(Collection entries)
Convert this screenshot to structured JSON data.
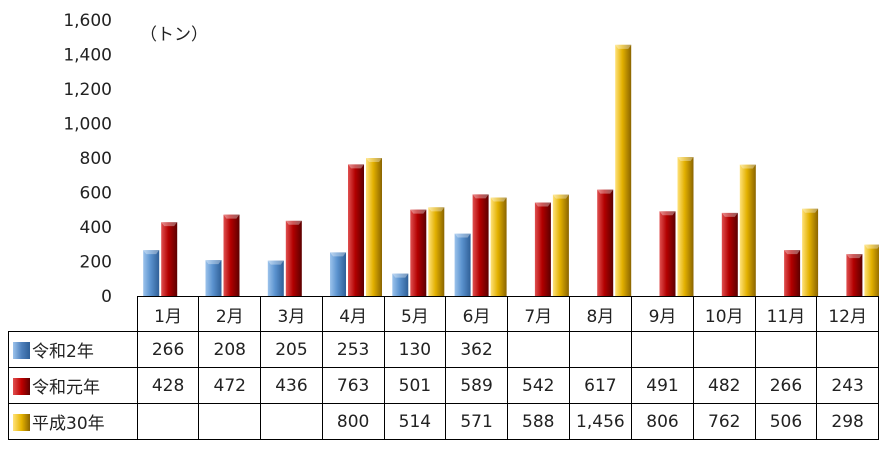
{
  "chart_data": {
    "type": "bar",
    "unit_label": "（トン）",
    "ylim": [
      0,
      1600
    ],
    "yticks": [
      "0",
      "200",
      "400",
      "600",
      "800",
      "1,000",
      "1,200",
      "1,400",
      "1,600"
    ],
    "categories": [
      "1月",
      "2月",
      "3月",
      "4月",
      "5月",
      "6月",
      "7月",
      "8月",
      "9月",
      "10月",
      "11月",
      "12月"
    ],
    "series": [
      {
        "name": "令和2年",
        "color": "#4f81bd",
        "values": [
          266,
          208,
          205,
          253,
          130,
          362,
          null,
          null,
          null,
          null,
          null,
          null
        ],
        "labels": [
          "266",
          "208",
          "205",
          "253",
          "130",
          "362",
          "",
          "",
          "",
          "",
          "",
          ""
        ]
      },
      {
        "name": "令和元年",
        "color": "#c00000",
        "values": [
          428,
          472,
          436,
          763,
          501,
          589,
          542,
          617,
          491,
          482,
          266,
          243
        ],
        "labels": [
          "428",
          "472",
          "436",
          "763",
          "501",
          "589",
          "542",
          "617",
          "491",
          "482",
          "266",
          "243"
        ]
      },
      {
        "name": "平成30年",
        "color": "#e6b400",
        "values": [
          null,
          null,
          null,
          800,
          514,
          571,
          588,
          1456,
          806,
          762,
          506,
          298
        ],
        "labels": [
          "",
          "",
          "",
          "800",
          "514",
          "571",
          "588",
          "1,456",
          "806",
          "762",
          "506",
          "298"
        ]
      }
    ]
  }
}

AIM OF THE TASK => Any pictures should be dropped; transcribe the rest of the records above exactly.

ANSWER TO THE PROBLEM =>
Convert this screenshot to structured JSON data.
{
  "chart_data": {
    "type": "bar",
    "unit_label": "（トン）",
    "ylim": [
      0,
      1600
    ],
    "yticks": [
      "0",
      "200",
      "400",
      "600",
      "800",
      "1,000",
      "1,200",
      "1,400",
      "1,600"
    ],
    "categories": [
      "1月",
      "2月",
      "3月",
      "4月",
      "5月",
      "6月",
      "7月",
      "8月",
      "9月",
      "10月",
      "11月",
      "12月"
    ],
    "series": [
      {
        "name": "令和2年",
        "color": "#4f81bd",
        "values": [
          266,
          208,
          205,
          253,
          130,
          362,
          null,
          null,
          null,
          null,
          null,
          null
        ],
        "labels": [
          "266",
          "208",
          "205",
          "253",
          "130",
          "362",
          "",
          "",
          "",
          "",
          "",
          ""
        ]
      },
      {
        "name": "令和元年",
        "color": "#c00000",
        "values": [
          428,
          472,
          436,
          763,
          501,
          589,
          542,
          617,
          491,
          482,
          266,
          243
        ],
        "labels": [
          "428",
          "472",
          "436",
          "763",
          "501",
          "589",
          "542",
          "617",
          "491",
          "482",
          "266",
          "243"
        ]
      },
      {
        "name": "平成30年",
        "color": "#e6b400",
        "values": [
          null,
          null,
          null,
          800,
          514,
          571,
          588,
          1456,
          806,
          762,
          506,
          298
        ],
        "labels": [
          "",
          "",
          "",
          "800",
          "514",
          "571",
          "588",
          "1,456",
          "806",
          "762",
          "506",
          "298"
        ]
      }
    ]
  }
}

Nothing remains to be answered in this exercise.